## DOCUMENT PASSAGE:
--- START ---


    Did this vision happen during a hot flash?

    Liked by 1 person

  2. Mary Sharratt, yes, yes and yes. Reading your blog, I am thinking I should have called my third book of dream memoir The change! Instead, it’s called Cauldron of the Feminine. The world of the mystics and midlife! Rich territory for Wise Women. Thank you for this! I shall cherish your words. At 43 I embarked on The Changes of a lifetime made deeper, richer and more difficult by the complications of clinical depression. Thank god for the works of Sylvia Perera, Esther Harding and Merlin Stone among the myriad of others including Carol Shields novel, Unless, and a strong theses advisor, I muddled through. Now at 74 in a struggle for voice in a world of shouting pharma and medical aging, we shall carry on.

    Liked by 3 people

  3. Yes, yes, a thousand times, yes! :) I loved everything you said here! Thanks!

    The fears of aging, of dying, of no longer attracting sexual attention from others (based upon a youthful appearance) cloud the minds of many women. I also chose not to have children … you brought up an interesting point about how menopause might then feel a little different for us, one I hadn’t considered before. I did write a blog post a couple years ago about my own “death” during The Change: https://onthegaiapath.wordpress.com/2017/05/03/to-die/

    Liked by 2 people

  4. Indeed we all go through this, at times in confusion what’s happening to our body, yet the most relieving part about menopause was ( at least for me), that I don’t have to battle with the monthly menstruation anymore. As far as my spirit, I believe that I have become more wise and loving the insights of myself and to others.

--- END ---

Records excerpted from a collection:
--- START ---

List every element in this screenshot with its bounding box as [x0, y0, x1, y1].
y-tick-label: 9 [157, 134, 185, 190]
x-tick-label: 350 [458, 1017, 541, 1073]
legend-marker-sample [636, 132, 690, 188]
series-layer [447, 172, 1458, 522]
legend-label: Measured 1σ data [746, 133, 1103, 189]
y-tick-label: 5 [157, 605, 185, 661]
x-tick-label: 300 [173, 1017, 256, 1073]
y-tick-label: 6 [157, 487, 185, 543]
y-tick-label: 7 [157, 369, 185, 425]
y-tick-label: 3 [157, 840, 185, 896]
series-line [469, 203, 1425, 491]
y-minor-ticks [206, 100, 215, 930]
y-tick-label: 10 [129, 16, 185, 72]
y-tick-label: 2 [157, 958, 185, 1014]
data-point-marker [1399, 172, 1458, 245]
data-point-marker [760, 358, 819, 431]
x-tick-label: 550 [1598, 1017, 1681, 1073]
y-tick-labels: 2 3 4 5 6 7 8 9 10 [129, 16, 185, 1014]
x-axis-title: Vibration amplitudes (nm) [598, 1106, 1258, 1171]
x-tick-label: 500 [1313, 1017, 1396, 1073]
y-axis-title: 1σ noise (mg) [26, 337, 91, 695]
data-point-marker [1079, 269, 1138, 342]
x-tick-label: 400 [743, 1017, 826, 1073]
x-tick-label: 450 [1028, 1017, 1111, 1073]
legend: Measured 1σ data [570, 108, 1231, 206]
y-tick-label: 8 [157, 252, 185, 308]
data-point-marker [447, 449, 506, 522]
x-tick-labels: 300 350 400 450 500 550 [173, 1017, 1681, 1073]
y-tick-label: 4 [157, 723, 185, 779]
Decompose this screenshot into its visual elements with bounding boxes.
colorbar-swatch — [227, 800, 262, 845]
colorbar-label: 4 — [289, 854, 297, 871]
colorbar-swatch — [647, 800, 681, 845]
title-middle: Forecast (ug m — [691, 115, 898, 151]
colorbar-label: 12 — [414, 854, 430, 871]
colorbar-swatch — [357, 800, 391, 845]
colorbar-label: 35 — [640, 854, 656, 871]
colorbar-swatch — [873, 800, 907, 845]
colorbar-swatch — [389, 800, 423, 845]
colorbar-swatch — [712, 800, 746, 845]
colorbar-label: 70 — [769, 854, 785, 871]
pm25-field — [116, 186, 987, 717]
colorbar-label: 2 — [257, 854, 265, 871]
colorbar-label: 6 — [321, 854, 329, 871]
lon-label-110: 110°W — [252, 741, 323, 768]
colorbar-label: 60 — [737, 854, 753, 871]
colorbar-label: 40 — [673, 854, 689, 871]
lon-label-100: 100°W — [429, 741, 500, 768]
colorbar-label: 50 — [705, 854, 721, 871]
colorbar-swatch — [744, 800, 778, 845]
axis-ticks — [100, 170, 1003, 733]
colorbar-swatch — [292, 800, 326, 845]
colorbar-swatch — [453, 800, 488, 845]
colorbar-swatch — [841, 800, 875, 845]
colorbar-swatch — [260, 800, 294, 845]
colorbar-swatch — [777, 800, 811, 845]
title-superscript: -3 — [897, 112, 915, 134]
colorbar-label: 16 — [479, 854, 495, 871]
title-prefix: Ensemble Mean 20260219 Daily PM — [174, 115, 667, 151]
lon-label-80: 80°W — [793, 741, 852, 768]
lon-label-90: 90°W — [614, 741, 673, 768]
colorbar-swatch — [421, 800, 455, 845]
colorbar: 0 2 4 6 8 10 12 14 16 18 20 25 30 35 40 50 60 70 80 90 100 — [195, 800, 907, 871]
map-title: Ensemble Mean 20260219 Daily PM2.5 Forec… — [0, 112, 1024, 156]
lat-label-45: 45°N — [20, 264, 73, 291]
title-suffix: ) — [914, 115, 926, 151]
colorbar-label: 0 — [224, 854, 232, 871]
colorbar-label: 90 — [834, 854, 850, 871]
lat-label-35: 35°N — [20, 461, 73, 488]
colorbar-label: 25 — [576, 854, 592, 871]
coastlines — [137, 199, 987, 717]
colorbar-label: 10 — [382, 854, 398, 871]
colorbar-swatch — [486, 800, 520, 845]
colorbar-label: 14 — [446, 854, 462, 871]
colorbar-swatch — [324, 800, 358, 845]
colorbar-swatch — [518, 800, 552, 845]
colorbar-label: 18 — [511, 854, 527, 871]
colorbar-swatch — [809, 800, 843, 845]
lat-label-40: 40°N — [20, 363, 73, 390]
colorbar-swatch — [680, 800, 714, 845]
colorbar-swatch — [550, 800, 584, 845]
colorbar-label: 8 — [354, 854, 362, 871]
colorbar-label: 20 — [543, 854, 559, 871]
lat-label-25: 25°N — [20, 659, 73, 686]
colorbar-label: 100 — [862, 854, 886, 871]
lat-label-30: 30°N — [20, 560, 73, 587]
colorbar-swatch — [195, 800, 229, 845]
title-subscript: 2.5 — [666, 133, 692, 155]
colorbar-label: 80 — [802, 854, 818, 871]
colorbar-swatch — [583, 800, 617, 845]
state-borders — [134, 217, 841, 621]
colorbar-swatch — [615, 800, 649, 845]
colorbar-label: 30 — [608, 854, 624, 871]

--- END ---

## SET OF TASKS:
A - Return the part of the blog comments on menopause between "2. Mary Sharratt, yes, yes" and "said here! Thanks!", inclusive.
B - In the blog comments on menopause, what is the title of the commenter's third book of dream memoir?
You won't need the data for this.

## EXPECTED RESPONSES:
A -
2. Mary Sharratt, yes, yes and yes. Reading your blog, I am thinking I should have called my third book of dream memoir The change! Instead, it’s called Cauldron of the Feminine. The world of the mystics and midlife! Rich territory for Wise Women. Thank you for this! I shall cherish your words. At 43 I embarked on The Changes of a lifetime made deeper, richer and more difficult by the complications of clinical depression. Thank god for the works of Sylvia Perera, Esther Harding and Merlin Stone among the myriad of others including Carol Shields novel, Unless, and a strong theses advisor, I muddled through. Now at 74 in a struggle for voice in a world of shouting pharma and medical aging, we shall carry on.

    Liked by 3 people

  3. Yes, yes, a thousand times, yes! :) I loved everything you said here! Thanks!

B - Cauldron of the Feminine